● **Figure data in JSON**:
[START]
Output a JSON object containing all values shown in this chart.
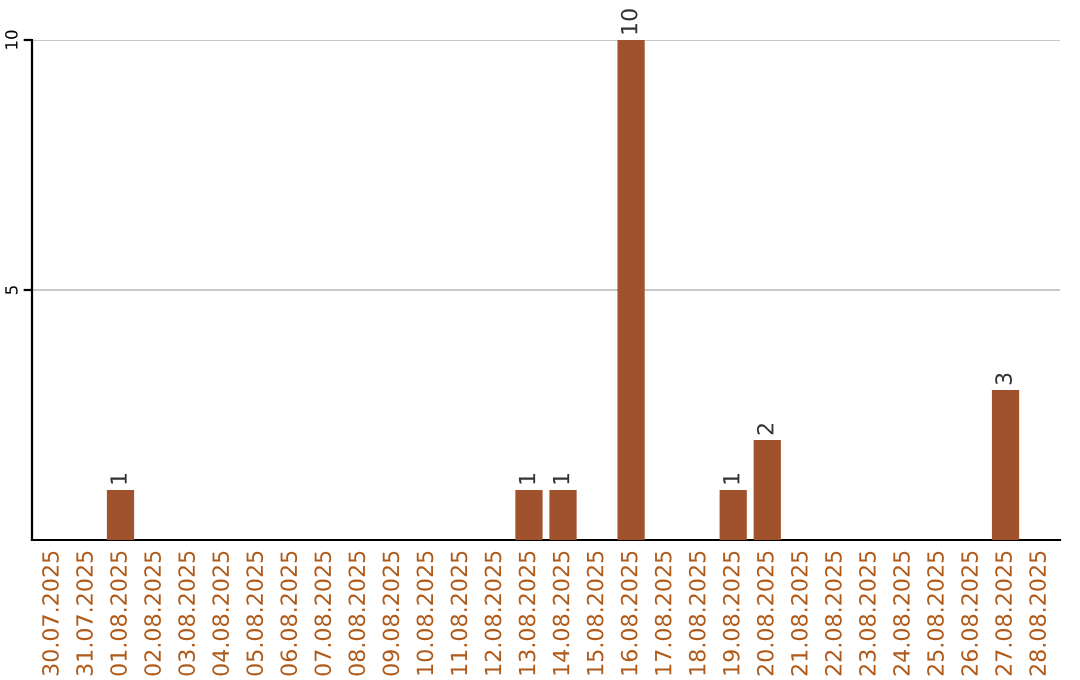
{
  "chart_data": {
    "type": "bar",
    "categories": [
      "30.07.2025",
      "31.07.2025",
      "01.08.2025",
      "02.08.2025",
      "03.08.2025",
      "04.08.2025",
      "05.08.2025",
      "06.08.2025",
      "07.08.2025",
      "08.08.2025",
      "09.08.2025",
      "10.08.2025",
      "11.08.2025",
      "12.08.2025",
      "13.08.2025",
      "14.08.2025",
      "15.08.2025",
      "16.08.2025",
      "17.08.2025",
      "18.08.2025",
      "19.08.2025",
      "20.08.2025",
      "21.08.2025",
      "22.08.2025",
      "23.08.2025",
      "24.08.2025",
      "25.08.2025",
      "26.08.2025",
      "27.08.2025",
      "28.08.2025"
    ],
    "values": [
      0,
      0,
      1,
      0,
      0,
      0,
      0,
      0,
      0,
      0,
      0,
      0,
      0,
      0,
      1,
      1,
      0,
      10,
      0,
      0,
      1,
      2,
      0,
      0,
      0,
      0,
      0,
      0,
      3,
      0
    ],
    "value_labels": [
      null,
      null,
      "1",
      null,
      null,
      null,
      null,
      null,
      null,
      null,
      null,
      null,
      null,
      null,
      "1",
      "1",
      null,
      "10",
      null,
      null,
      "1",
      "2",
      null,
      null,
      null,
      null,
      null,
      null,
      "3",
      null
    ],
    "color": "#a0522d",
    "ylim": [
      0,
      10
    ],
    "yticks": [
      5,
      10
    ],
    "grid": "y",
    "legend": false
  }
}
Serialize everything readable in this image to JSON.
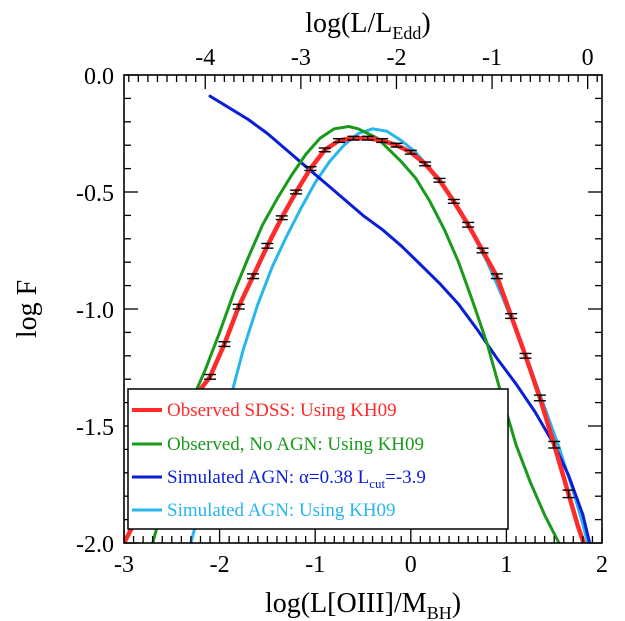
[END]
● **Task description**:
Going through the lines above one by one, tally those with the word "values" and give only the total.

● **Answer below**:
2